• _What you should do_
Count how many lines hold the string "name". Give that number alone.

• _Information supplied_

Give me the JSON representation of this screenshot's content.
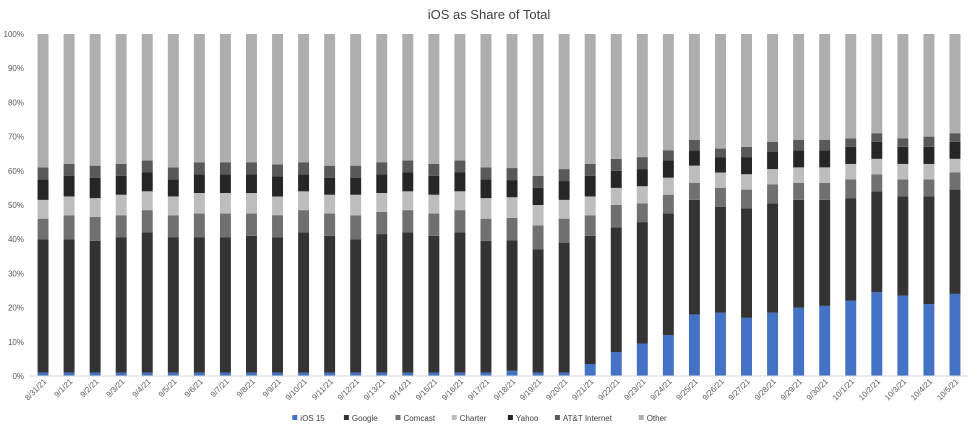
{
  "chart_data": {
    "type": "bar",
    "stacked": true,
    "percent_stacked": true,
    "title": "iOS as Share of Total",
    "xlabel": "",
    "ylabel": "",
    "ylim": [
      0,
      100
    ],
    "y_ticks": [
      "0%",
      "10%",
      "20%",
      "30%",
      "40%",
      "50%",
      "60%",
      "70%",
      "80%",
      "90%",
      "100%"
    ],
    "grid": false,
    "legend_position": "bottom",
    "categories": [
      "8/31/21",
      "9/1/21",
      "9/2/21",
      "9/3/21",
      "9/4/21",
      "9/5/21",
      "9/6/21",
      "9/7/21",
      "9/8/21",
      "9/9/21",
      "9/10/21",
      "9/11/21",
      "9/12/21",
      "9/13/21",
      "9/14/21",
      "9/15/21",
      "9/16/21",
      "9/17/21",
      "9/18/21",
      "9/19/21",
      "9/20/21",
      "9/21/21",
      "9/22/21",
      "9/23/21",
      "9/24/21",
      "9/25/21",
      "9/26/21",
      "9/27/21",
      "9/28/21",
      "9/29/21",
      "9/30/21",
      "10/1/21",
      "10/2/21",
      "10/3/21",
      "10/4/21",
      "10/5/21"
    ],
    "series": [
      {
        "name": "iOS 15",
        "color": "#4472C4",
        "values": [
          1,
          1,
          1,
          1,
          1,
          1,
          1,
          1,
          1,
          1,
          1,
          1,
          1,
          1,
          1,
          1,
          1,
          1,
          1.5,
          1,
          1,
          3.5,
          7,
          9.5,
          12,
          18,
          18.5,
          17,
          18.5,
          20,
          20.5,
          22,
          24.5,
          23.5,
          21,
          24
        ]
      },
      {
        "name": "Google",
        "color": "#333333",
        "values": [
          39,
          39,
          38.5,
          39.5,
          41,
          39.5,
          39.5,
          39.5,
          40,
          40,
          41,
          40,
          39,
          40.5,
          41,
          40,
          41,
          38.5,
          38,
          36,
          38,
          37.5,
          36.5,
          35.5,
          35.5,
          33.5,
          31,
          32,
          32,
          31.5,
          31,
          30,
          29.5,
          29,
          31.5,
          30.5
        ]
      },
      {
        "name": "Comcast",
        "color": "#707070",
        "values": [
          6,
          7,
          7,
          6.5,
          6.5,
          6.5,
          7,
          7,
          6.5,
          6.5,
          6.5,
          6.5,
          7,
          6.5,
          6.5,
          6.5,
          6.5,
          6.5,
          6.5,
          7,
          7,
          6,
          6.5,
          5.5,
          5.5,
          5,
          5.5,
          5.5,
          5.5,
          5,
          5,
          5.5,
          5,
          5,
          5,
          5
        ]
      },
      {
        "name": "Charter",
        "color": "#BDBDBD",
        "values": [
          5.5,
          5.5,
          5.5,
          6,
          5.5,
          5.5,
          6,
          6,
          6,
          5.5,
          5.5,
          5.5,
          6,
          5.5,
          5.5,
          5.5,
          5.5,
          6,
          6,
          6,
          5.5,
          5.5,
          5,
          5,
          5,
          5,
          4.5,
          4.5,
          4.5,
          4.5,
          4.5,
          4.5,
          4.5,
          4.5,
          4.5,
          4
        ]
      },
      {
        "name": "Yahoo",
        "color": "#262626",
        "values": [
          6,
          6,
          6,
          5.5,
          5.5,
          5,
          5.5,
          5.5,
          5.5,
          6,
          5,
          5,
          5,
          5.5,
          5.5,
          5.5,
          5.5,
          5.5,
          5,
          5,
          5.5,
          6,
          5,
          5,
          5,
          4.5,
          4.5,
          5,
          5,
          5,
          5,
          5,
          5,
          5,
          5,
          5
        ]
      },
      {
        "name": "AT&T Internet",
        "color": "#595959",
        "values": [
          3.5,
          3.5,
          3.5,
          3.5,
          3.5,
          3.5,
          3.5,
          3.5,
          3.5,
          3.5,
          3.5,
          3.5,
          3.5,
          3.5,
          3.5,
          3.5,
          3.5,
          3.5,
          3.5,
          3.5,
          3.5,
          3.5,
          3.5,
          3.5,
          3,
          3,
          2.5,
          3,
          3,
          3,
          3,
          2.5,
          2.5,
          2.5,
          3,
          2.5
        ]
      },
      {
        "name": "Other",
        "color": "#AEAEAE",
        "values": [
          39,
          38,
          38.5,
          38,
          37,
          39,
          37.5,
          37.5,
          37.5,
          38.5,
          37.5,
          38.5,
          38.5,
          37.5,
          37,
          38,
          37,
          39,
          39,
          41.5,
          39.5,
          38,
          36.5,
          36,
          34,
          31,
          33.5,
          33,
          31.5,
          31,
          31,
          30.5,
          29,
          30.5,
          30,
          29
        ]
      }
    ]
  }
}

• _Worked answer_
7